● The problem
Make a verbatim copy of the entries below; pictures stay out.

[Items from a figure collection]
- - - -
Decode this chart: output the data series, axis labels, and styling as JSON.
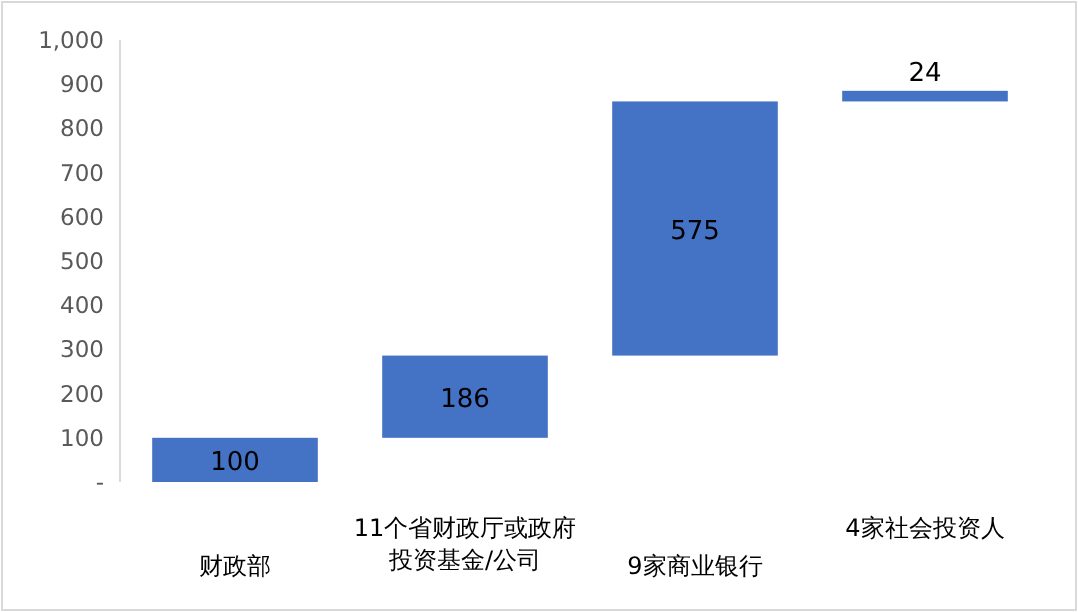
{
  "chart_data": {
    "type": "bar",
    "categories": [
      "财政部",
      "11个省财政厅或政府投资基金/公司",
      "9家商业银行",
      "4家社会投资人"
    ],
    "values": [
      100,
      186,
      575,
      24
    ],
    "base": [
      0,
      100,
      286,
      861
    ],
    "color": "#4472c4",
    "data_labels": true,
    "ylim": [
      0,
      1000
    ],
    "yticks": [
      {
        "value": 0,
        "label": "-"
      },
      100,
      200,
      300,
      400,
      500,
      600,
      700,
      800,
      900,
      {
        "value": 1000,
        "label": "1,000"
      }
    ]
  }
}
- - - -
● Expected output
Decode this chart: output the data series, axis labels, and styling as JSON.
{
  "chart_data": {
    "type": "bar",
    "categories": [
      "财政部",
      "11个省财政厅或政府投资基金/公司",
      "9家商业银行",
      "4家社会投资人"
    ],
    "values": [
      100,
      186,
      575,
      24
    ],
    "base": [
      0,
      100,
      286,
      861
    ],
    "color": "#4472c4",
    "data_labels": true,
    "ylim": [
      0,
      1000
    ],
    "yticks": [
      {
        "value": 0,
        "label": "-"
      },
      100,
      200,
      300,
      400,
      500,
      600,
      700,
      800,
      900,
      {
        "value": 1000,
        "label": "1,000"
      }
    ]
  }
}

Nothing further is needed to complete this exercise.